#### [Given request 1]
In the article on sports betting, what odds does Vaccaro give that New Jersey fans will be able to bet on their team's next football season?

LAS VEGAS — Jimmy Vaccaro has been taking - and dispensing - money in this city’s sports books for the better part of 43 years.
Until this week, he thought he’d seen just about everything in a business that’s not for the faint hearted. But he never thought he’d see justices of the U.S. Supreme Court favorably discussing the idea of sports betting in a state other than Nevada.
The veteran bookmaker still makes it a 5-1 longshot that fans in New Jersey will be able to wager on their favorite team’s next football season. But it’s clear to him and others in the betting industry that momentum is on their side.
“I think we’re just about crossing midfield, put it that way,” said Vaccaro, who helps run the South Point hotel sports book. “And we were on the 2-yard-line with 98 yards to go just three or four years ago.”
Indeed, sports betting may be on the verge of exploding nationwide, much like casino gambling did after the floodgates were opened in Atlantic City in 1978. A Supreme Court ruling on New Jersey’s challenge to federal gambling laws is expected in the months ahead, and justices seemed to indicate in arguments this week that the law is on shaky ground.
How it will all shake out is tougher to figure out than a three-team NFL parlay. There are a number of different rulings the court could make that range from leaving things as they are - with Nevada the only state where single bets can be made - to scrapping the 1992 federal law and allowing any state that wants sports betting to get in on the action.

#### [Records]
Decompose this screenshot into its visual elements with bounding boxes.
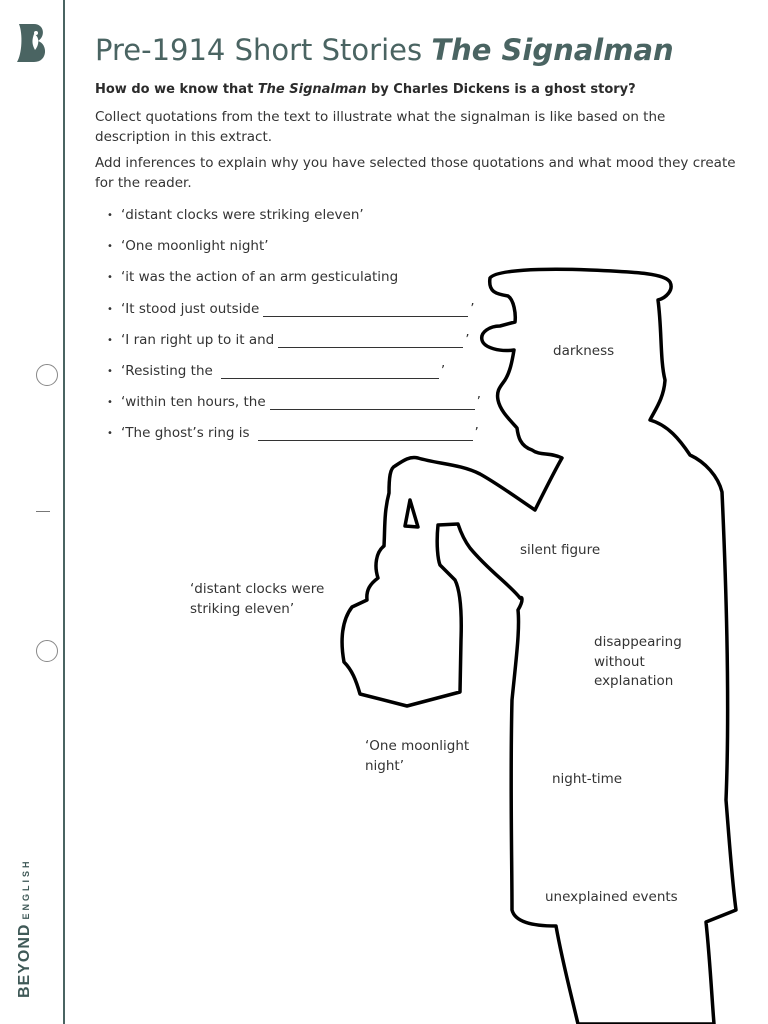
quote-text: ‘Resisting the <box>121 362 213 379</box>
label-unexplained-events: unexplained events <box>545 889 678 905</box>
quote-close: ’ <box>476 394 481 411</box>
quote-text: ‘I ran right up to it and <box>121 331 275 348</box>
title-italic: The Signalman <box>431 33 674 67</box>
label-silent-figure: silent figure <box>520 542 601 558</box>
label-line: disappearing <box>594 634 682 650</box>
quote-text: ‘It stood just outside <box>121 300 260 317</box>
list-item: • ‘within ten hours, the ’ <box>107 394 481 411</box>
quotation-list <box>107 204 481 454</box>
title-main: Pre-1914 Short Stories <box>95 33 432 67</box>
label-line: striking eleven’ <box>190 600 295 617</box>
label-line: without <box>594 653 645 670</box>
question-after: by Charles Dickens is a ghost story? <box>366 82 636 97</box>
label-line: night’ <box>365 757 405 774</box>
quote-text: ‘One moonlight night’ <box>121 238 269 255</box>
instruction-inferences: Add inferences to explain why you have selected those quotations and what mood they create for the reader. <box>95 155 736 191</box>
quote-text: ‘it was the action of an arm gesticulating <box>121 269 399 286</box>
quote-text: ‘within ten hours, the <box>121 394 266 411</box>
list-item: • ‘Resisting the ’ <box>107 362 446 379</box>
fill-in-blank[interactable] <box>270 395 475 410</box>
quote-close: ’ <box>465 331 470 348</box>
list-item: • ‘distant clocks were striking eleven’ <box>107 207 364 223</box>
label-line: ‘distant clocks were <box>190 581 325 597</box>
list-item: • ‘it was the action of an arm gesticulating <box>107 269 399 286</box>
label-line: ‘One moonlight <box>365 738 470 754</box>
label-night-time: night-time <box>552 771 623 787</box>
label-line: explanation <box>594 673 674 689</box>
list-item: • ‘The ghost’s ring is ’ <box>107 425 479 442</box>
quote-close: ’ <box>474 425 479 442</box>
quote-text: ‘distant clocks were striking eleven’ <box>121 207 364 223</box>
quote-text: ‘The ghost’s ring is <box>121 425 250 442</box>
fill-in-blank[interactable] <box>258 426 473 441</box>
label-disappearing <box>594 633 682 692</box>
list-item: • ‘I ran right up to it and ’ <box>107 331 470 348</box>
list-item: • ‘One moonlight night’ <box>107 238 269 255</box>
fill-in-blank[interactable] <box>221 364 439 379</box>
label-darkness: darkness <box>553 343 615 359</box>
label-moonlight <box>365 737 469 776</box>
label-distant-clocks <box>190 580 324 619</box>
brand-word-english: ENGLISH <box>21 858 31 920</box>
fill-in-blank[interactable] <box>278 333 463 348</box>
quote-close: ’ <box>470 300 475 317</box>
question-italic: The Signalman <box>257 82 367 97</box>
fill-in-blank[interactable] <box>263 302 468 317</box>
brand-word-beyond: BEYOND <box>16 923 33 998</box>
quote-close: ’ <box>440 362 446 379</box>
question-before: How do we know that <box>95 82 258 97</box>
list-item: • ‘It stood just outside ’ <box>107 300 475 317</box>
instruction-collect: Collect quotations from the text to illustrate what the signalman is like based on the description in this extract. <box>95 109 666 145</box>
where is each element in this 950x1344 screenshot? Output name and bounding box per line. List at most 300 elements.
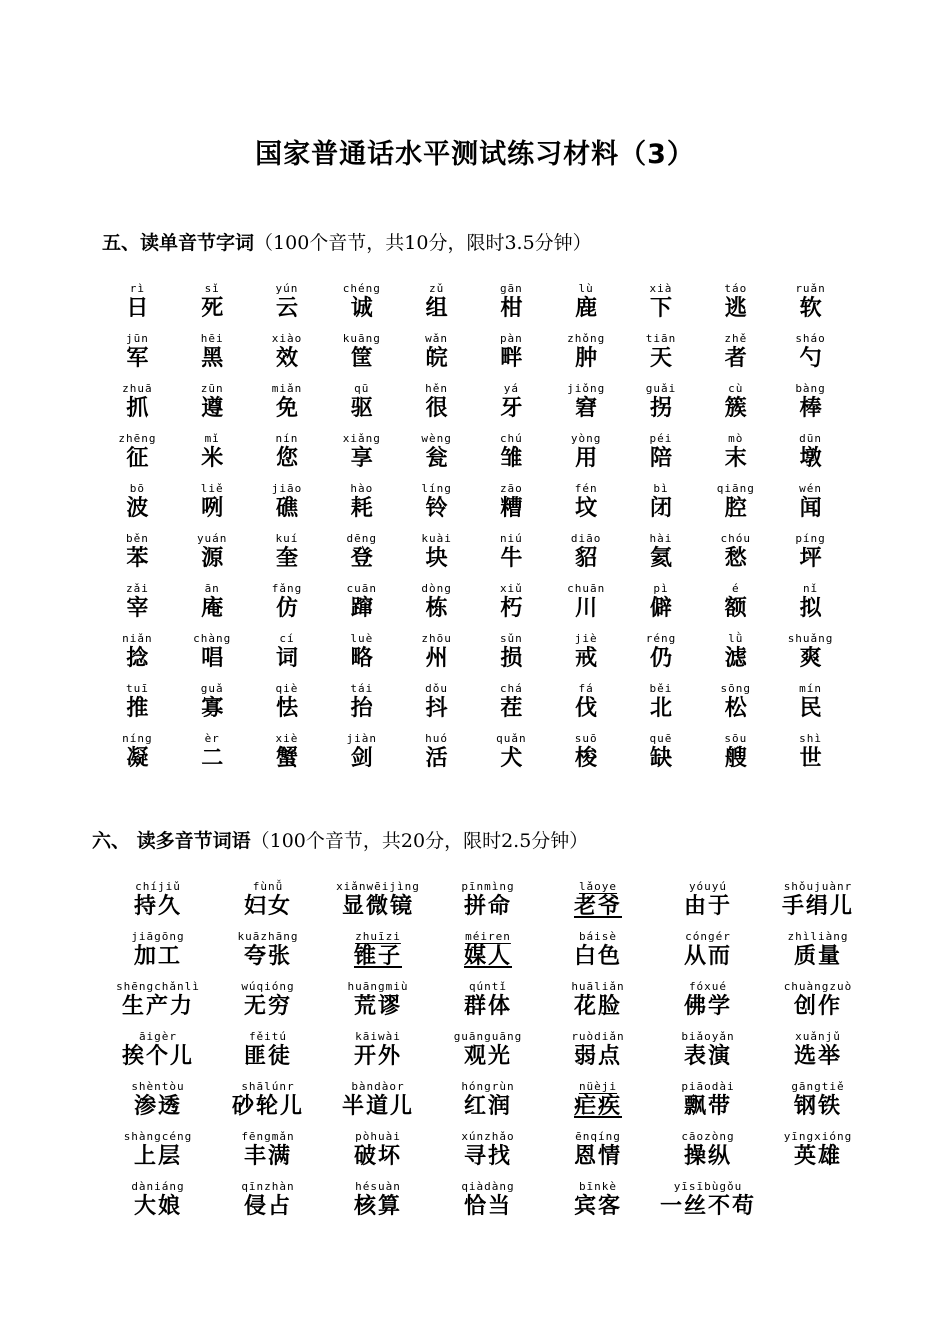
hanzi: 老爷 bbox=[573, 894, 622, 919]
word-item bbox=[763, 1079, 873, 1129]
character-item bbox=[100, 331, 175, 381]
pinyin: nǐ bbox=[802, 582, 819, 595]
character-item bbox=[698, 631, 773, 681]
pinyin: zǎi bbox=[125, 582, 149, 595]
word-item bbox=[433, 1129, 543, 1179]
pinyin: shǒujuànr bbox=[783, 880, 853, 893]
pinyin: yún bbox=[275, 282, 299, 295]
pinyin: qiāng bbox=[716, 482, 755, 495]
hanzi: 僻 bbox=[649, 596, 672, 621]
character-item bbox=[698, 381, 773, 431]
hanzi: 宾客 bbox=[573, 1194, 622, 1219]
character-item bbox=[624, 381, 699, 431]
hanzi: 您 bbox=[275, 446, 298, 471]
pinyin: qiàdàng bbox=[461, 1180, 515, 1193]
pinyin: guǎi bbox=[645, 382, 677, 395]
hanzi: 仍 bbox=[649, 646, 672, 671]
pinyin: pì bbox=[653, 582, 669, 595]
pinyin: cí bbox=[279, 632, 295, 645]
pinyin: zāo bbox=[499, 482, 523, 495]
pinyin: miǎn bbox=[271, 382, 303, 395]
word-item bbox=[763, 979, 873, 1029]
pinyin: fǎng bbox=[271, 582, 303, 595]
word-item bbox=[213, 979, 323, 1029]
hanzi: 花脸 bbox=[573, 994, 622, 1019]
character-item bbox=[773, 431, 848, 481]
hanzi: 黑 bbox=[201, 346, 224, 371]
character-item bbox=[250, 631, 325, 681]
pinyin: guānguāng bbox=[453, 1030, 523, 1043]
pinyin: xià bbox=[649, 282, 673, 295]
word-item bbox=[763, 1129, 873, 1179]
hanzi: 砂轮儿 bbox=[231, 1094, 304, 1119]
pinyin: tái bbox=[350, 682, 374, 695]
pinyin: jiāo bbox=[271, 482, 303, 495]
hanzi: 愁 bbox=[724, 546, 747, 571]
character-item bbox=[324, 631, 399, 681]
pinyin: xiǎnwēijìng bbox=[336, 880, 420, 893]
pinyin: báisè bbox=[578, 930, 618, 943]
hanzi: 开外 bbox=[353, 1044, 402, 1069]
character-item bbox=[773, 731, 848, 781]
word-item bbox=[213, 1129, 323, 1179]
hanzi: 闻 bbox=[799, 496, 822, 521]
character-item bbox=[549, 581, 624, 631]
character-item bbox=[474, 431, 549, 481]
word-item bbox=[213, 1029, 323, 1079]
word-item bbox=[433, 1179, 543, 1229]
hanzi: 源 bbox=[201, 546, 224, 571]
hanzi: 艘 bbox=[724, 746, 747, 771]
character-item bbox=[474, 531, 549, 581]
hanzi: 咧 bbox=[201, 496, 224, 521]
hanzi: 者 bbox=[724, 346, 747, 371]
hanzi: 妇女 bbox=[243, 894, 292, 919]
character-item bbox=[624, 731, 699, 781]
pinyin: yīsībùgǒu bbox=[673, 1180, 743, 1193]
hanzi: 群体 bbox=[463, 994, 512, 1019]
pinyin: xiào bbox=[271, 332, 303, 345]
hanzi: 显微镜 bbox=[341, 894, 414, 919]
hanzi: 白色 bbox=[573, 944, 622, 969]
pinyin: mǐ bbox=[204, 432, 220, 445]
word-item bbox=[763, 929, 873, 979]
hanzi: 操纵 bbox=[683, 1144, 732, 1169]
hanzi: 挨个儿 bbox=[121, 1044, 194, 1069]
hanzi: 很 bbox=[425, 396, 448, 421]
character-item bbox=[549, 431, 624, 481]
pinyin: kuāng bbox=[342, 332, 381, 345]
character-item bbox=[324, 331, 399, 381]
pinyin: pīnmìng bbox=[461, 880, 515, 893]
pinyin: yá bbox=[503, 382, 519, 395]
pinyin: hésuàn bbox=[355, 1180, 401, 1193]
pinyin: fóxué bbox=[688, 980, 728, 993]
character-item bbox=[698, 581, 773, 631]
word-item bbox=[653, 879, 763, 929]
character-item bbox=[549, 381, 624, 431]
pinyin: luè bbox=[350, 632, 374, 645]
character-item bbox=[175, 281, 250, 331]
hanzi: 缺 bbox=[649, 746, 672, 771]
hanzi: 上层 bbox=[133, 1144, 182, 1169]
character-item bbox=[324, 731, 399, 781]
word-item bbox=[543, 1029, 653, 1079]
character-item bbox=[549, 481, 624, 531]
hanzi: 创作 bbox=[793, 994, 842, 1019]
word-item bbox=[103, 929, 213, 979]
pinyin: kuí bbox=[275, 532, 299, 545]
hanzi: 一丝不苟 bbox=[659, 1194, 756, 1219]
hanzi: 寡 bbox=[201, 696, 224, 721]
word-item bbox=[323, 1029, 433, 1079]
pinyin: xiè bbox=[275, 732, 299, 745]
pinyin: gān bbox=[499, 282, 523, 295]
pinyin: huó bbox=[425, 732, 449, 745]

#### [Given request 2]
Transcribe the lines of the records that run from the one containing "hanzi: 老爷 bbox=[573, 894, 622, 919]" to the one containing "hanzi: 宾客 bbox=[573, 1194, 622, 1219]", inclusive.

#### [Complete answer 1]
He makes it a 5-1 longshot.

#### [Complete answer 2]
hanzi: 老爷 bbox=[573, 894, 622, 919]
word-item bbox=[763, 1079, 873, 1129]
character-item bbox=[100, 331, 175, 381]
pinyin: nǐ bbox=[802, 582, 819, 595]
character-item bbox=[698, 631, 773, 681]
pinyin: zǎi bbox=[125, 582, 149, 595]
word-item bbox=[433, 1129, 543, 1179]
pinyin: shǒujuànr bbox=[783, 880, 853, 893]
pinyin: yún bbox=[275, 282, 299, 295]
pinyin: qiāng bbox=[716, 482, 755, 495]
hanzi: 僻 bbox=[649, 596, 672, 621]
character-item bbox=[698, 381, 773, 431]
hanzi: 宾客 bbox=[573, 1194, 622, 1219]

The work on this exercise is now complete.